═════ DATA EXCERPTS ═════

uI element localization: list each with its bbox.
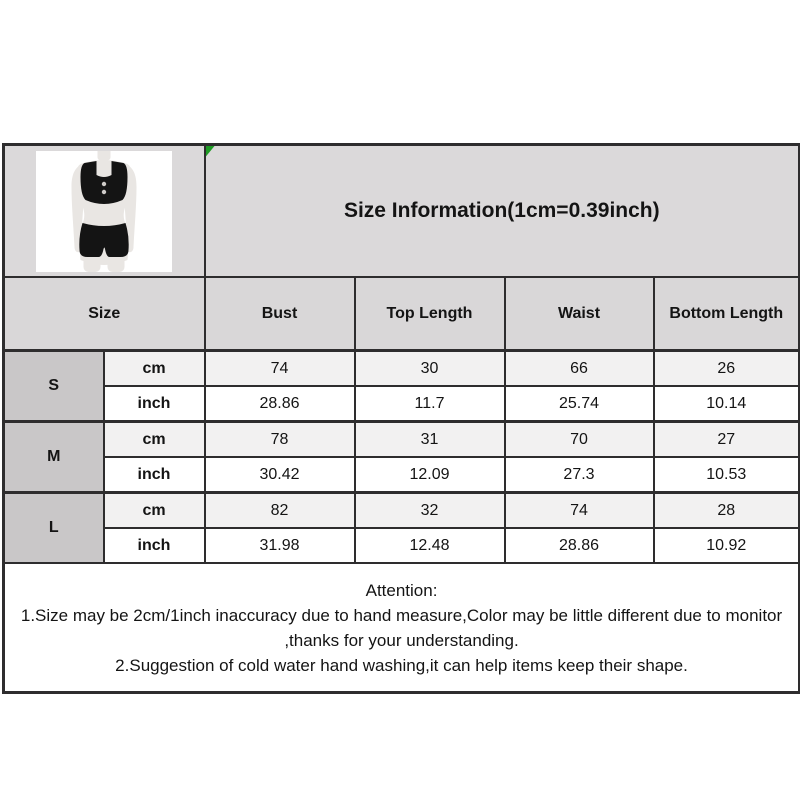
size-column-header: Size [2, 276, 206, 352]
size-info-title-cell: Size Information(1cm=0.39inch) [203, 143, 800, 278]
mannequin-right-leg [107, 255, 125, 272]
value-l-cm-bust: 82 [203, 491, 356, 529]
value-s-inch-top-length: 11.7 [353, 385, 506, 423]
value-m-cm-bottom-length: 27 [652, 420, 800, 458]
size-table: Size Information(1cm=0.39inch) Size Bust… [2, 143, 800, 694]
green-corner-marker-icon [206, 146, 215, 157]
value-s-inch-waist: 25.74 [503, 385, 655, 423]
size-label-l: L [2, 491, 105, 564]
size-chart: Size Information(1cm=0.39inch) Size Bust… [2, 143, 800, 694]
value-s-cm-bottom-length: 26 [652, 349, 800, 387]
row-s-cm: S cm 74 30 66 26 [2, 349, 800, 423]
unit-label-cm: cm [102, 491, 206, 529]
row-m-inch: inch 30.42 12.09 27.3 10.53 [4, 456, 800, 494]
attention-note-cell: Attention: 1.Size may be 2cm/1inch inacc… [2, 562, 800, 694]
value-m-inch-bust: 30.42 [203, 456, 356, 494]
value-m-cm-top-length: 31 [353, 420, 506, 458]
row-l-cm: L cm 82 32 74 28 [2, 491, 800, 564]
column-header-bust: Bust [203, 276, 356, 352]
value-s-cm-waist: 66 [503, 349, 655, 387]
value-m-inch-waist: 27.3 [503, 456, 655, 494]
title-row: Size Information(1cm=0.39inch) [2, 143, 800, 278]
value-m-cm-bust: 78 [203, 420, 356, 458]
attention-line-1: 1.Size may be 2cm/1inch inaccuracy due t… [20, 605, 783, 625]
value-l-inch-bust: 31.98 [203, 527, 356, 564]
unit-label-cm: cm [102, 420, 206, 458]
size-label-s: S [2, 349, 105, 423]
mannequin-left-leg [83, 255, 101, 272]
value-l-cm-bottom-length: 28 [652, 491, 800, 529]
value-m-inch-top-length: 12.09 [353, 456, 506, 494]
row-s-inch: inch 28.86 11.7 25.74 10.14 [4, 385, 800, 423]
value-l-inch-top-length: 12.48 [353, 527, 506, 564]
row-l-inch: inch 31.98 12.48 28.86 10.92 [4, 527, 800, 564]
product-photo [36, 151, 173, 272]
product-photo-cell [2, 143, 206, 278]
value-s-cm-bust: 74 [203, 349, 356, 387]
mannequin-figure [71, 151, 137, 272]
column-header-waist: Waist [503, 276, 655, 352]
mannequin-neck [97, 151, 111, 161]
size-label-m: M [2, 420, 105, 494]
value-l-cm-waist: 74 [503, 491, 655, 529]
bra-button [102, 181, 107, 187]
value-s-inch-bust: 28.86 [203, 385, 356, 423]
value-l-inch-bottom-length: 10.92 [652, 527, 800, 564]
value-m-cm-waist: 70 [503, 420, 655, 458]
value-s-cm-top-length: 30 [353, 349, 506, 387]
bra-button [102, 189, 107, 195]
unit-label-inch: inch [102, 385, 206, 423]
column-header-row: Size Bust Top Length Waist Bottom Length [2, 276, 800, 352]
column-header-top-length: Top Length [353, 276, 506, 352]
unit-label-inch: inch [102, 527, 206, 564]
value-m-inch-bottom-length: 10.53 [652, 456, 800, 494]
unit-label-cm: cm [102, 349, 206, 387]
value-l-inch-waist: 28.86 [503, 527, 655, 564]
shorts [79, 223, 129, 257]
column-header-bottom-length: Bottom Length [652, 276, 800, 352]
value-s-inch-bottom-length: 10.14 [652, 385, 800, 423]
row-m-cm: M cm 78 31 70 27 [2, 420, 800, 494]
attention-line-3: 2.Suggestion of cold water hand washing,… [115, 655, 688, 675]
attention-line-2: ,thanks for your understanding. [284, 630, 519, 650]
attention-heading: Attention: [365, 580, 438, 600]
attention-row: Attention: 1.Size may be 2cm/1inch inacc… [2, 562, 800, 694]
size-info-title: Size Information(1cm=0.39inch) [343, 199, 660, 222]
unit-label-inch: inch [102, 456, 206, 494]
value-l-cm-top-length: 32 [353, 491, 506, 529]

═════

> [WHAT YOU NEED TO DO]:
Turn the material above into a JSON list of strings with one string per line. Skip blank lines and leave out any pictures.

> [EXERCISE OUTPUT]:
[
  "uI element localization: list each with its bbox.",
  "size-column-header: Size [2, 276, 206, 352]",
  "size-info-title-cell: Size Information(1cm=0.39inch) [203, 143, 800, 278]",
  "mannequin-right-leg [107, 255, 125, 272]",
  "value-l-cm-bust: 82 [203, 491, 356, 529]",
  "value-s-inch-top-length: 11.7 [353, 385, 506, 423]",
  "value-m-cm-bottom-length: 27 [652, 420, 800, 458]",
  "size-table: Size Information(1cm=0.39inch) Size Bust… [2, 143, 800, 694]",
  "green-corner-marker-icon [206, 146, 215, 157]",
  "value-s-inch-waist: 25.74 [503, 385, 655, 423]",
  "size-label-l: L [2, 491, 105, 564]",
  "size-chart: Size Information(1cm=0.39inch) Size Bust… [2, 143, 800, 694]",
  "value-s-cm-bottom-length: 26 [652, 349, 800, 387]",
  "row-s-cm: S cm 74 30 66 26 [2, 349, 800, 423]",
  "unit-label-cm: cm [102, 491, 206, 529]",
  "row-m-inch: inch 30.42 12.09 27.3 10.53 [4, 456, 800, 494]",
  "attention-note-cell: Attention: 1.Size may be 2cm/1inch inacc… [2, 562, 800, 694]",
  "value-m-inch-bust: 30.42 [203, 456, 356, 494]",
  "value-m-cm-top-length: 31 [353, 420, 506, 458]",
  "row-l-cm: L cm 82 32 74 28 [2, 491, 800, 564]",
  "column-header-bust: Bust [203, 276, 356, 352]",
  "value-s-cm-waist: 66 [503, 349, 655, 387]",
  "value-m-inch-waist: 27.3 [503, 456, 655, 494]",
  "title-row: Size Information(1cm=0.39inch) [2, 143, 800, 278]",
  "value-m-cm-bust: 78 [203, 420, 356, 458]",
  "attention-line-1: 1.Size may be 2cm/1inch inaccuracy due t… [20, 605, 783, 625]",
  "value-l-inch-bust: 31.98 [203, 527, 356, 564]",
  "unit-label-cm: cm [102, 420, 206, 458]",
  "size-label-s: S [2, 349, 105, 423]",
  "mannequin-left-leg [83, 255, 101, 272]",
  "value-l-cm-bottom-length: 28 [652, 491, 800, 529]",
  "value-m-inch-top-length: 12.09 [353, 456, 506, 494]",
  "row-s-inch: inch 28.86 11.7 25.74 10.14 [4, 385, 800, 423]",
  "value-l-inch-top-length: 12.48 [353, 527, 506, 564]",
  "row-l-inch: inch 31.98 12.48 28.86 10.92 [4, 527, 800, 564]",
  "product-photo [36, 151, 173, 272]",
  "product-photo-cell [2, 143, 206, 278]",
  "value-s-cm-bust: 74 [203, 349, 356, 387]",
  "mannequin-figure [71, 151, 137, 272]",
  "column-header-waist: Waist [503, 276, 655, 352]",
  "mannequin-neck [97, 151, 111, 161]",
  "size-label-m: M [2, 420, 105, 494]",
  "value-l-cm-waist: 74 [503, 491, 655, 529]",
  "bra-button [102, 181, 107, 187]",
  "value-s-inch-bust: 28.86 [203, 385, 356, 423]",
  "value-l-inch-bottom-length: 10.92 [652, 527, 800, 564]",
  "value-m-cm-waist: 70 [503, 420, 655, 458]",
  "value-s-cm-top-length: 30 [353, 349, 506, 387]",
  "bra-button [102, 189, 107, 195]",
  "unit-label-inch: inch [102, 385, 206, 423]",
  "column-header-row: Size Bust Top Length Waist Bottom Length [2, 276, 800, 352]",
  "column-header-top-length: Top Length [353, 276, 506, 352]",
  "unit-label-inch: inch [102, 527, 206, 564]",
  "value-m-inch-bottom-length: 10.53 [652, 456, 800, 494]",
  "unit-label-cm: cm [102, 349, 206, 387]",
  "value-l-inch-waist: 28.86 [503, 527, 655, 564]",
  "shorts [79, 223, 129, 257]",
  "column-header-bottom-length: Bottom Length [652, 276, 800, 352]",
  "value-s-inch-bottom-length: 10.14 [652, 385, 800, 423]",
  "row-m-cm: M cm 78 31 70 27 [2, 420, 800, 494]",
  "attention-line-3: 2.Suggestion of cold water hand washing,… [115, 655, 688, 675]",
  "attention-line-2: ,thanks for your understanding. [284, 630, 519, 650]",
  "attention-heading: Attention: [365, 580, 438, 600]",
  "attention-row: Attention: 1.Size may be 2cm/1inch inacc… [2, 562, 800, 694]",
  "size-info-title: Size Information(1cm=0.39inch) [343, 199, 660, 222]",
  "unit-label-inch: inch [102, 456, 206, 494]",
  "value-l-cm-top-length: 32 [353, 491, 506, 529]"
]